WORK TO DO:
Give the number of lines in the data that hold the string "this". Nothing else is needed.

(Collected data)
▬▬▬
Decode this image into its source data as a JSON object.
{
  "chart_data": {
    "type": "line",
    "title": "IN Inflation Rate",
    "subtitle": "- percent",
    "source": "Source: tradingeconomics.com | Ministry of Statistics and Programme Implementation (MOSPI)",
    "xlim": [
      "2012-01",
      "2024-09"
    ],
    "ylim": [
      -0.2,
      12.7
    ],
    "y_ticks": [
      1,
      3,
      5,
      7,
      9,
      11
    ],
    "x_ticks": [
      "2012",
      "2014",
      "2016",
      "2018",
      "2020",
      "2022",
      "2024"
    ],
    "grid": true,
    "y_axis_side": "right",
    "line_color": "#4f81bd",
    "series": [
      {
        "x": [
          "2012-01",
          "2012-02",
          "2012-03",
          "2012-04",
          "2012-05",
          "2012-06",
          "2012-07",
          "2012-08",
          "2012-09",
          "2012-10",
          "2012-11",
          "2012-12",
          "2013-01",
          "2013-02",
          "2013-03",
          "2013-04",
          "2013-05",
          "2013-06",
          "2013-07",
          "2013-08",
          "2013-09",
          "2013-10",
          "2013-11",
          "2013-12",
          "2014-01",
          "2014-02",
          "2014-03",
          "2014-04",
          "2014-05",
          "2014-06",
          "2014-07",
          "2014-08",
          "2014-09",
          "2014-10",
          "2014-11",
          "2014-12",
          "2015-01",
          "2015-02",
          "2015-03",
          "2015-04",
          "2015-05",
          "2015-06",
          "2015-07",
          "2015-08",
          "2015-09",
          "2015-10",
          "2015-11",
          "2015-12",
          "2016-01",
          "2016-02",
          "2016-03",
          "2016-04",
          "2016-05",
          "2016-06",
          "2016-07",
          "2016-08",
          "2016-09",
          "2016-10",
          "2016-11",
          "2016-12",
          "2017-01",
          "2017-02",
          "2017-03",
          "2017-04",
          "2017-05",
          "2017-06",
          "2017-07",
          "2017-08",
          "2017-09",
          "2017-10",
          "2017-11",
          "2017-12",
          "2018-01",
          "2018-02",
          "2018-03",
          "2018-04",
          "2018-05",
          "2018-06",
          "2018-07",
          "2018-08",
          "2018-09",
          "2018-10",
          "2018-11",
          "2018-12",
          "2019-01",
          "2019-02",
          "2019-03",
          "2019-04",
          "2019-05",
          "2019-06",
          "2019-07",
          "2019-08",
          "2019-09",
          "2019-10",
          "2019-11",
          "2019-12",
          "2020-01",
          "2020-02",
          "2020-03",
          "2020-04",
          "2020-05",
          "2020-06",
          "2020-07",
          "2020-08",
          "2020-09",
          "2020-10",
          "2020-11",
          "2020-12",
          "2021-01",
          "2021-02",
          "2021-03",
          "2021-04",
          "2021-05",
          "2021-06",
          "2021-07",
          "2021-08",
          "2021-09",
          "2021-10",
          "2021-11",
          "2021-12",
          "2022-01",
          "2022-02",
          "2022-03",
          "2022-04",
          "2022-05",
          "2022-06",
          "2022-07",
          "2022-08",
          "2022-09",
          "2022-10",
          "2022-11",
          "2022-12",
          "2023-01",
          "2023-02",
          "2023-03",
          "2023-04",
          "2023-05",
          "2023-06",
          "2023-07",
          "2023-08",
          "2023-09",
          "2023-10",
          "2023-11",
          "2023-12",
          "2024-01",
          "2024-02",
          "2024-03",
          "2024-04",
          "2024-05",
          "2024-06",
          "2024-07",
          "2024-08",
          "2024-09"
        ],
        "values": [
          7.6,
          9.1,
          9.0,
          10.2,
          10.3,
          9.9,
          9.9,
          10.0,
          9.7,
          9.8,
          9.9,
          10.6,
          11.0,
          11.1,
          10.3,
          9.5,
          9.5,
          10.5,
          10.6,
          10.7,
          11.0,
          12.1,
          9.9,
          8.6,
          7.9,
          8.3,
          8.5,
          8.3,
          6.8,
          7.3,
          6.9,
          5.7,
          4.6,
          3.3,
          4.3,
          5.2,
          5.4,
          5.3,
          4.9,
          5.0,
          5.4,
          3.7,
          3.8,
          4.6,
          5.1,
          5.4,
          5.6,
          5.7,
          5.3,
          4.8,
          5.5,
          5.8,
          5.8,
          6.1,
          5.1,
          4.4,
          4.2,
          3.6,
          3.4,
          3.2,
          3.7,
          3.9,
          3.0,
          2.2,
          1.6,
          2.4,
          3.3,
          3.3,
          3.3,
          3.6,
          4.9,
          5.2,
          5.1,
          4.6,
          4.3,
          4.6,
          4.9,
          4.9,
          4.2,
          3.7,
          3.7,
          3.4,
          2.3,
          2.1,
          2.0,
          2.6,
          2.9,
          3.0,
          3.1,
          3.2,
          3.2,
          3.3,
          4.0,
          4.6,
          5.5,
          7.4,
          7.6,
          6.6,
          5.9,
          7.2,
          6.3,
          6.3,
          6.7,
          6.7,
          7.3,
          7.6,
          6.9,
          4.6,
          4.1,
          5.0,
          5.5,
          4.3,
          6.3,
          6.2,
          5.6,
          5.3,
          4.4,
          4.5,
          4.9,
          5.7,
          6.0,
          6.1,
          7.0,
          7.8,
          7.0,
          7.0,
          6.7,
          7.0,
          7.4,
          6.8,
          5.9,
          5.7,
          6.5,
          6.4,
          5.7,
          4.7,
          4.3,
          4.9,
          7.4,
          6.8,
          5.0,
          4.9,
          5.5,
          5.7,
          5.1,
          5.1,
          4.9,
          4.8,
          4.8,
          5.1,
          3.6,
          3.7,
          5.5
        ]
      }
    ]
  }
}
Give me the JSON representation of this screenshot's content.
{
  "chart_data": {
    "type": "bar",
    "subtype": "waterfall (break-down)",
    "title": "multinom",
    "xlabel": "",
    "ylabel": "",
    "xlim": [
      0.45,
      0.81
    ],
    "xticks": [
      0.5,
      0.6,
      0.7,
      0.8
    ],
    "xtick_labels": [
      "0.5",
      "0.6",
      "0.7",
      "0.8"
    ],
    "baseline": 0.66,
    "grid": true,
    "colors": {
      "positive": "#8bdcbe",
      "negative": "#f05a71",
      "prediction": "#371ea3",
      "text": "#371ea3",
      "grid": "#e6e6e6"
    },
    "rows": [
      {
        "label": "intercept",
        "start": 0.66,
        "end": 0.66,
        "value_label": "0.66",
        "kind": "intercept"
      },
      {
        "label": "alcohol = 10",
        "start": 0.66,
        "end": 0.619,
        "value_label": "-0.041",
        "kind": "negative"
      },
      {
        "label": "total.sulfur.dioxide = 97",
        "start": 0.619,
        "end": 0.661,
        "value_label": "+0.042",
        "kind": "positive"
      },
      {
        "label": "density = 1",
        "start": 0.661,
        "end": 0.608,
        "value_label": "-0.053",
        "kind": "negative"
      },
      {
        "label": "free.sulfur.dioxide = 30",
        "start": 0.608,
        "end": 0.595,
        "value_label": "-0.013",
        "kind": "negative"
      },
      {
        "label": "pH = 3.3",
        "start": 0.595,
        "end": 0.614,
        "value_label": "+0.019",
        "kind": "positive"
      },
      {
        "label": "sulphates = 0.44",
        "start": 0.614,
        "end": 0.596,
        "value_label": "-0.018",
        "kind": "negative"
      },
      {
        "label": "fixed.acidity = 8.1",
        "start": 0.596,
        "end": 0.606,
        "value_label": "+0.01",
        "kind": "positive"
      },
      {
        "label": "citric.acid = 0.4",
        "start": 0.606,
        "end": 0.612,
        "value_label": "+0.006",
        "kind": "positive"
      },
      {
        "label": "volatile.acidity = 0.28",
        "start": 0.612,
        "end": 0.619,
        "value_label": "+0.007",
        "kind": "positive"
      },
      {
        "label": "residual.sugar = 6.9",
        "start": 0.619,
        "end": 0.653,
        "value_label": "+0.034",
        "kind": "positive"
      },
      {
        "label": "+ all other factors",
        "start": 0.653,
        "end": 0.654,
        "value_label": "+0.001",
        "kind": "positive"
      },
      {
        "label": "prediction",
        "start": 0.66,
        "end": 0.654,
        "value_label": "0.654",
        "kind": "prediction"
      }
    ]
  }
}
▬▬▬
CORRECT OUTPUT:
2